Copy, from the entries below, each line in which the string "Sector" appears.

> **Supplied entries**:
— BEGIN —

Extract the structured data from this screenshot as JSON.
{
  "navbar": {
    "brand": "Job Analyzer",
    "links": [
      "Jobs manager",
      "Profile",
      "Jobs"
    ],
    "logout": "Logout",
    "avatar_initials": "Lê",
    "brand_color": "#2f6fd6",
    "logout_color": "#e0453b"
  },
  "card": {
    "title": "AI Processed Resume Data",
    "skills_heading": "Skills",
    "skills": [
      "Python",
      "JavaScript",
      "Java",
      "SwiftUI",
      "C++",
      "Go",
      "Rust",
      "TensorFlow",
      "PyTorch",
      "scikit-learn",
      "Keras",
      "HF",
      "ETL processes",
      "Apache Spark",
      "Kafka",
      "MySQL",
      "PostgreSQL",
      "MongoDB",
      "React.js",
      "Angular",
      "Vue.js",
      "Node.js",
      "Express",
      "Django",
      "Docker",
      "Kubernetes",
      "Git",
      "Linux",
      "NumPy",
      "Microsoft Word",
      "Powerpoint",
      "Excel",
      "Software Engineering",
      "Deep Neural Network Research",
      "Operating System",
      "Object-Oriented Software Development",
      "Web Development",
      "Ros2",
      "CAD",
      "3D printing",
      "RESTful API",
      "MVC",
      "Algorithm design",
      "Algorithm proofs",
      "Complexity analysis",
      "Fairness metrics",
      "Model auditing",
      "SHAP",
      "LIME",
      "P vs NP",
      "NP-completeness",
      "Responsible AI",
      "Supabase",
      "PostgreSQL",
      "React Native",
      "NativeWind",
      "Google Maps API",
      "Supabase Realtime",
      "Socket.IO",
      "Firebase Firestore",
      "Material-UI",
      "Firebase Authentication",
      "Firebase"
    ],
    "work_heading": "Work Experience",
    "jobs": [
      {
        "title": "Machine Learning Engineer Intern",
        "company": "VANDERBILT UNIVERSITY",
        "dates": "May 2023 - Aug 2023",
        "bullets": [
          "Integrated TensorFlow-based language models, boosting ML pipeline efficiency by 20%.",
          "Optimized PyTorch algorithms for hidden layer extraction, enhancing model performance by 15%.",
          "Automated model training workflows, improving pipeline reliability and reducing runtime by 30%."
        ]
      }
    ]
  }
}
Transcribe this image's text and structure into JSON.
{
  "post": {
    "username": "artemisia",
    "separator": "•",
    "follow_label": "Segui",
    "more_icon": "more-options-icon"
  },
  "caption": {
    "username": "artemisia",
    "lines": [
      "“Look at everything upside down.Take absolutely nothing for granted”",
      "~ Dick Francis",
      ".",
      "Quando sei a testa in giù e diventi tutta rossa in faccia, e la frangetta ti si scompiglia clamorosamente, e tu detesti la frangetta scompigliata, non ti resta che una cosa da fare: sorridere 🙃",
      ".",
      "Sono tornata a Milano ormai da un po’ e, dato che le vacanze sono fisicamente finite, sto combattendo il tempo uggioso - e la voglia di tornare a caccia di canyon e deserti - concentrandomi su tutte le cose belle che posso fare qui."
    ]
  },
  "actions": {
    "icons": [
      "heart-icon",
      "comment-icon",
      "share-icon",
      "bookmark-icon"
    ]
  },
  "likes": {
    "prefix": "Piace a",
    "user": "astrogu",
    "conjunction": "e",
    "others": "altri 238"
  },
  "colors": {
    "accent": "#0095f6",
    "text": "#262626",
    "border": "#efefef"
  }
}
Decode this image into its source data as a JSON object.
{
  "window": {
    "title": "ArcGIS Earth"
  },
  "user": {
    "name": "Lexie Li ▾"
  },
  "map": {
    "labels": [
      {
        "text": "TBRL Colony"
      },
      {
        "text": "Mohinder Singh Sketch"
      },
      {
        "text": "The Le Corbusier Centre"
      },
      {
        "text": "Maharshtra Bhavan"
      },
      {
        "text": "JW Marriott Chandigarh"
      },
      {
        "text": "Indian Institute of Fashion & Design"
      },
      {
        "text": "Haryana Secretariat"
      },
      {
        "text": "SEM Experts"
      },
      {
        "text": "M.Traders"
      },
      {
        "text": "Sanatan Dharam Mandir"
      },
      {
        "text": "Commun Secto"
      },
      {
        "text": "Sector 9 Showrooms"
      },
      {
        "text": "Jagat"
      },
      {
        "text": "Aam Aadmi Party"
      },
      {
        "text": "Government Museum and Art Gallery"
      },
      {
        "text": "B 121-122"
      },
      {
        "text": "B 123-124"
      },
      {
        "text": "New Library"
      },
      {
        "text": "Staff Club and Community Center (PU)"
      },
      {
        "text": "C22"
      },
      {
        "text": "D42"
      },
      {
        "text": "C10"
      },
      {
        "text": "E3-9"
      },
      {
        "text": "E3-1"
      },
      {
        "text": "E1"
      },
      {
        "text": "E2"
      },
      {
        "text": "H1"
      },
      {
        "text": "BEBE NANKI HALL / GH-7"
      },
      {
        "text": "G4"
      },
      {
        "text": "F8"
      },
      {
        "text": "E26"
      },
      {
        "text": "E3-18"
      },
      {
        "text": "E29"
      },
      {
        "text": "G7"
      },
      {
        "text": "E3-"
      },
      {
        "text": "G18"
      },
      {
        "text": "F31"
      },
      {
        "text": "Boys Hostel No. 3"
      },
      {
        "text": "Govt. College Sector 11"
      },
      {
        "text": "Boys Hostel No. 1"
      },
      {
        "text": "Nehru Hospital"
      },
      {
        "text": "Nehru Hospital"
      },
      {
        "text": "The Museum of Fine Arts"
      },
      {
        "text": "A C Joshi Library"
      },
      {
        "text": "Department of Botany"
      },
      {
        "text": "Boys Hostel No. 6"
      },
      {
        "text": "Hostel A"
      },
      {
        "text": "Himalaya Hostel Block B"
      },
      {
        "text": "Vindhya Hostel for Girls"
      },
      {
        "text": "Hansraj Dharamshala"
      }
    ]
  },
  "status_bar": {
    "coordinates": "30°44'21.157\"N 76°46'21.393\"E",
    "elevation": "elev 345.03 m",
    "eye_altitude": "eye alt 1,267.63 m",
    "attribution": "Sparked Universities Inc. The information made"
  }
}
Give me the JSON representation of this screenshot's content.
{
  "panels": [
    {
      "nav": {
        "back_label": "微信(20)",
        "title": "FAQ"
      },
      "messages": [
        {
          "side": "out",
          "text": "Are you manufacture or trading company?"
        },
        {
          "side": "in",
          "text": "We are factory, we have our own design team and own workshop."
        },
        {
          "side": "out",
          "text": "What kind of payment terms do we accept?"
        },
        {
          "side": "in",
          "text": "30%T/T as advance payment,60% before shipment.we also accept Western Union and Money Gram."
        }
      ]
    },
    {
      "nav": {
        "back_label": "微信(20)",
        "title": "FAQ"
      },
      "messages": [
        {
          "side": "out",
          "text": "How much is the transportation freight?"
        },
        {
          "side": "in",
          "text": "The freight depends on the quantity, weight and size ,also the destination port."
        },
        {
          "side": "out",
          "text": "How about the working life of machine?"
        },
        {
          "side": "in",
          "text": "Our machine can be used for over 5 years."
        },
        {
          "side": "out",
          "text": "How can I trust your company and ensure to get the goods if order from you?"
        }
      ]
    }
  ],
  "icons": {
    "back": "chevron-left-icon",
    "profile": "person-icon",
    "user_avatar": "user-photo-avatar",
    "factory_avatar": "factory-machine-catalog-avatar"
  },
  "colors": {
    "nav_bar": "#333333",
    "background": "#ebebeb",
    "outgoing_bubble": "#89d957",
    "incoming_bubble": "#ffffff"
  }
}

— END —

> **Response**:
        "text": "Sector 9 Showrooms"
        "text": "Govt. College Sector 11"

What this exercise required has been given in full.